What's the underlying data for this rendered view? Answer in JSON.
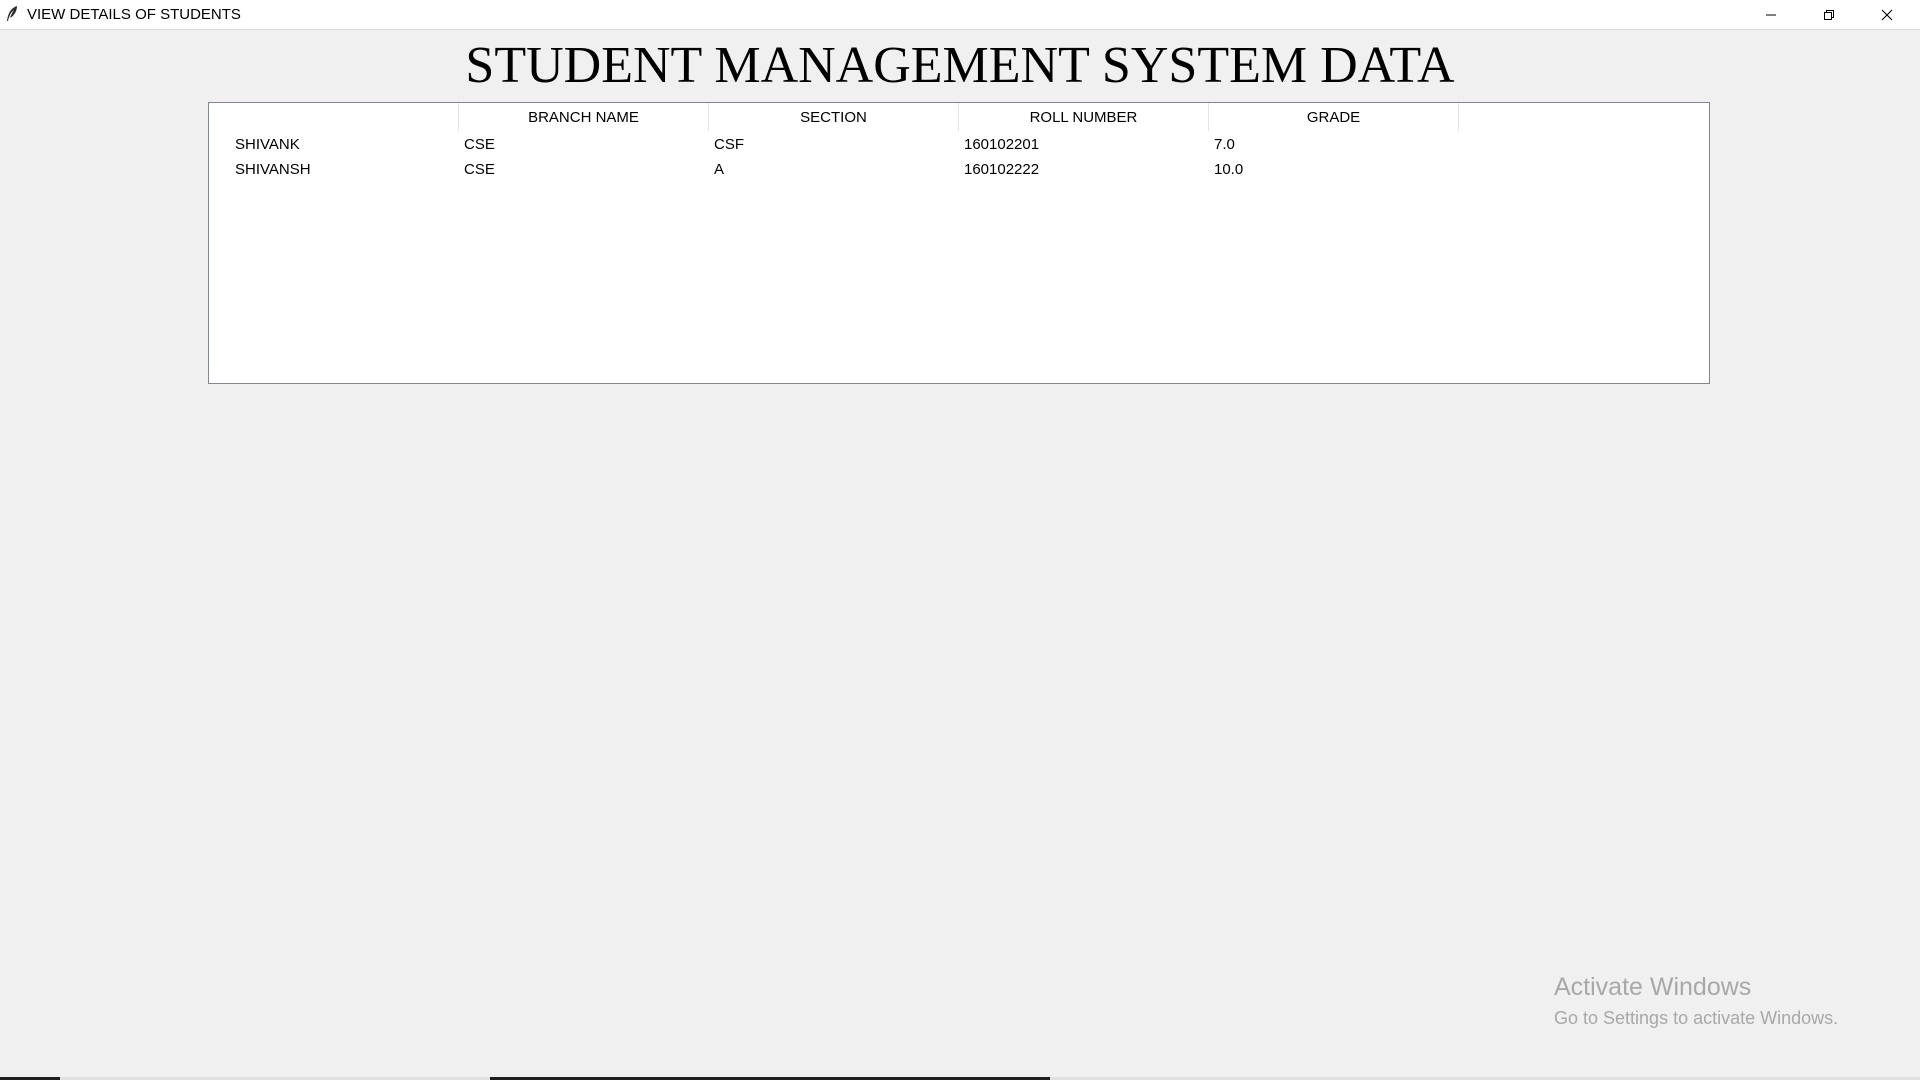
{
  "window": {
    "title": "VIEW DETAILS OF STUDENTS"
  },
  "heading": "STUDENT MANAGEMENT SYSTEM DATA",
  "table": {
    "columns": [
      "",
      "BRANCH NAME",
      "SECTION",
      "ROLL NUMBER",
      "GRADE"
    ],
    "rows": [
      [
        "SHIVANK",
        "CSE",
        "CSF",
        "160102201",
        "7.0"
      ],
      [
        "SHIVANSH",
        "CSE",
        "A",
        "160102222",
        "10.0"
      ]
    ]
  },
  "watermark": {
    "title": "Activate Windows",
    "subtitle": "Go to Settings to activate Windows."
  }
}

[SHORT TASK] All of the data above should be quoted exactly, except for the pictures.

[FINAL ANSWER]
What's the underlying data for this rendered view? Answer in JSON.
{
  "window": {
    "title": "VIEW DETAILS OF STUDENTS"
  },
  "heading": "STUDENT MANAGEMENT SYSTEM DATA",
  "table": {
    "columns": [
      "",
      "BRANCH NAME",
      "SECTION",
      "ROLL NUMBER",
      "GRADE"
    ],
    "rows": [
      [
        "SHIVANK",
        "CSE",
        "CSF",
        "160102201",
        "7.0"
      ],
      [
        "SHIVANSH",
        "CSE",
        "A",
        "160102222",
        "10.0"
      ]
    ]
  },
  "watermark": {
    "title": "Activate Windows",
    "subtitle": "Go to Settings to activate Windows."
  }
}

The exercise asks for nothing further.